**Exercise goal**
In three sentences, summarize the discussion about committing failing tests.

I've done this in the past. Then I started to use `git bisect` and having a red test somewhere in your commit-history is a killer for bisect. So now I tend to include both, the test and the bug-fix, within one commit.

2 comments

A tip I learned is to commit the failing test but mark it as an expected failure, if your test framework supports that.

That way you can commit the test, bisect works, and the test begins "failing" when the bug is really fixed, and you can commit the fix as well as a one-line change to amend the test from being failure-expected to just a normal test.

I see a test as a declaration of intended outcome. By writing a test to expect an intentional failure (say you have a bug in a divide: “int -> int -> Maybe int” function that causes it to return 0 when you divide by 0 instead of “None”) you are declaring that is actually intentional behavior. So I would never write a test like this - I think I would prefer committing the fix and the new test at once. I don’t see the value in reviewing them separately, because they are related and dependent changes.

Obviously if you view tests differently (eg. as a declaration of current behavior rather than intended behavior) then my argument dies.

Keep in mind the test is written with the correct behaviour and annotated to be failing — in a hypothetical language and framework your test would be

@failing testDivZero() { assertEquals(None, div(1, 0)) }

This expresses both the intent and the reality

this is why i love HN. that is such an outstanding idea.
I get around this by squashing the PR commits. Reviewers see the individual commits, and good CI means they can see the test-commit failed and the fix-commit passed, but post-merge it's a single passing commit.

**Study material**
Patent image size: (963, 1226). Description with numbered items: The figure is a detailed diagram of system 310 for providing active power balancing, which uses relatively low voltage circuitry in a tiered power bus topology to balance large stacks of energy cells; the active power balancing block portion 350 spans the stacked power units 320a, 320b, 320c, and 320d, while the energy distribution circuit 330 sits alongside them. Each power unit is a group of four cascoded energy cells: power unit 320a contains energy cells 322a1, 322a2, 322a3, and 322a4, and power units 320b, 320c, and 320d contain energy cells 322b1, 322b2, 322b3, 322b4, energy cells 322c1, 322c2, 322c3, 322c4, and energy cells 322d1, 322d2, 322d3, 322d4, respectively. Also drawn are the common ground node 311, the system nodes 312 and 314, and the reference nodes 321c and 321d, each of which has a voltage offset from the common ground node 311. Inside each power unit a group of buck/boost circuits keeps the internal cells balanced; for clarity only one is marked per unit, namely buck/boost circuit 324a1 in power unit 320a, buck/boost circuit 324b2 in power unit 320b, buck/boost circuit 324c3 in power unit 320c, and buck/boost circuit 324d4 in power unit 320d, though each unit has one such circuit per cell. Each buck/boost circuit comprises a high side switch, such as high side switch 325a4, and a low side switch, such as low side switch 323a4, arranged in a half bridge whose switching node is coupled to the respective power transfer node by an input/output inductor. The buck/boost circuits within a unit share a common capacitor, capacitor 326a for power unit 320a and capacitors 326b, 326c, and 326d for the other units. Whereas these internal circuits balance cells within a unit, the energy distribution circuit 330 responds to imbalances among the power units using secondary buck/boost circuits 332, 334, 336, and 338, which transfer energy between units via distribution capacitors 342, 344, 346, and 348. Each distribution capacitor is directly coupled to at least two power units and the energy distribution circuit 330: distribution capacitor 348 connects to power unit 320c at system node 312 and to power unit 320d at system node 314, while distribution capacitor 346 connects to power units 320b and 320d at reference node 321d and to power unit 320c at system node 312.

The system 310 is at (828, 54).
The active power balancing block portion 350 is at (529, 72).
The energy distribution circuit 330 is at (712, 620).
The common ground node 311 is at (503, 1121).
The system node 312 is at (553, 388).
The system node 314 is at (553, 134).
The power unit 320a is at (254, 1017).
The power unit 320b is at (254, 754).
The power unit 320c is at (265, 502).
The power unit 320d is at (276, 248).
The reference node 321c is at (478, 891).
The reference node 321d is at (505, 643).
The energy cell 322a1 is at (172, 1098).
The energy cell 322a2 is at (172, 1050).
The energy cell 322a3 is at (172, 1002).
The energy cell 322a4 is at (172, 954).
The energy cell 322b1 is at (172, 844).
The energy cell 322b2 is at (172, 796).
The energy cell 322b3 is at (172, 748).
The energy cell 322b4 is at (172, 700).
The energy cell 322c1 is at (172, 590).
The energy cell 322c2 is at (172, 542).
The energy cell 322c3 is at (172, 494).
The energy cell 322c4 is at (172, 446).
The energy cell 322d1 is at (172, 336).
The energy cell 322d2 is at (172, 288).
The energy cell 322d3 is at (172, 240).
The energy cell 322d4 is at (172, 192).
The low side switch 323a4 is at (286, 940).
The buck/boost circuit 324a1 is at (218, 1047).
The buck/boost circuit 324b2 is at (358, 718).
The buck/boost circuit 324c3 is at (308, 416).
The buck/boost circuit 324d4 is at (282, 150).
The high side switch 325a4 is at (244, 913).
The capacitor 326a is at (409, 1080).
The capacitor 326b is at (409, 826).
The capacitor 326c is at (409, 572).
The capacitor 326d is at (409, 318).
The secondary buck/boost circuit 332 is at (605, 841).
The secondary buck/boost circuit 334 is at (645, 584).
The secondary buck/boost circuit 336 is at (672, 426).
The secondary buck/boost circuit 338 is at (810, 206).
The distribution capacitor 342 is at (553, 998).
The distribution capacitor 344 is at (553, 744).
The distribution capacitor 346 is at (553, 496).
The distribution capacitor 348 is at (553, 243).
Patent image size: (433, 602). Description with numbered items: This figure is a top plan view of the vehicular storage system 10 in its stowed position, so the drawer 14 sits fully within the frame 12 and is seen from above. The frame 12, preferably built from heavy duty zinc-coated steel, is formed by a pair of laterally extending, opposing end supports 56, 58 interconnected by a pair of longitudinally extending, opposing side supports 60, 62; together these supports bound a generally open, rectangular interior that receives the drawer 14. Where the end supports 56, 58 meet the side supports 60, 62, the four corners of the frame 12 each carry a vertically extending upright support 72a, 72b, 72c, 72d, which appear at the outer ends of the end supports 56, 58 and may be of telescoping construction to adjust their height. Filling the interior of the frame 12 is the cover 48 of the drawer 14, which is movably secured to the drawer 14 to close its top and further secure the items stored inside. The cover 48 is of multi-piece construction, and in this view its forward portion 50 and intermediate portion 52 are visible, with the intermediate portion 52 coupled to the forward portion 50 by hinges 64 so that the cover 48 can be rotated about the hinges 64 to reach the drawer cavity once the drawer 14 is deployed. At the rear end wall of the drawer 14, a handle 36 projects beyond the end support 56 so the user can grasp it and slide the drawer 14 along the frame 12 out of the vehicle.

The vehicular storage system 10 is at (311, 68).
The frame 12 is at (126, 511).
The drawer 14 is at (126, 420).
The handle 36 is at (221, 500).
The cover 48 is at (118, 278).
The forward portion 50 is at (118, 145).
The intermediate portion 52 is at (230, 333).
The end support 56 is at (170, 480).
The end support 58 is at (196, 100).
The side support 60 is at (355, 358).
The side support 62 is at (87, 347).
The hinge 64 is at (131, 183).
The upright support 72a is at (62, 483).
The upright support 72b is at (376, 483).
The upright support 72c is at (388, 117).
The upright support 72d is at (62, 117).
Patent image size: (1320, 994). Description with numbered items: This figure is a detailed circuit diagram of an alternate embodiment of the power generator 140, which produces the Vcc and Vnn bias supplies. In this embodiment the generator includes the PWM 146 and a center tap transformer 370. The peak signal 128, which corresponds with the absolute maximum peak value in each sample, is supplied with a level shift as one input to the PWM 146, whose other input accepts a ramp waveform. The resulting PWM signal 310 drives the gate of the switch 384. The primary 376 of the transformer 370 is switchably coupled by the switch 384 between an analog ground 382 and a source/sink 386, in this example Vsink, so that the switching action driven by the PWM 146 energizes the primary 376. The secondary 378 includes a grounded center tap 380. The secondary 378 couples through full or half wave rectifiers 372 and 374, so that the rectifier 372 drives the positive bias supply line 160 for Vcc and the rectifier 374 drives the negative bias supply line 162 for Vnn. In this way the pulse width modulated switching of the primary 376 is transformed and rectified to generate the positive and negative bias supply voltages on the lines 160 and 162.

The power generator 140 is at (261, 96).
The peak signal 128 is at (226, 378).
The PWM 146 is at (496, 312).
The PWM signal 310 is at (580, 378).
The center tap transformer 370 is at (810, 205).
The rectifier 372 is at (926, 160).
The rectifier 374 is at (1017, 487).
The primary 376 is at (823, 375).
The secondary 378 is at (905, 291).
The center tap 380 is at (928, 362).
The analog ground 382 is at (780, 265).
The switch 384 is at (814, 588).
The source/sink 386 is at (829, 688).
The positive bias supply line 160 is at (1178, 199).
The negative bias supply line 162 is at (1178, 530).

**Your response**
A red test in commit history breaks `git bisect`, so one commenter now puts the test and the bug fix in a single commit. Another suggests committing the failing test marked as an expected failure, which keeps bisect working and needs only a one-line change when the fix lands. One objection holds that such a test declares the bug to be intended behavior, to which a reply says the test asserts the correct behavior and is only annotated as failing; a further commenter squashes PR commits so reviewers see the failing test commit and the passing fix commit, while the merged history holds one passing commit.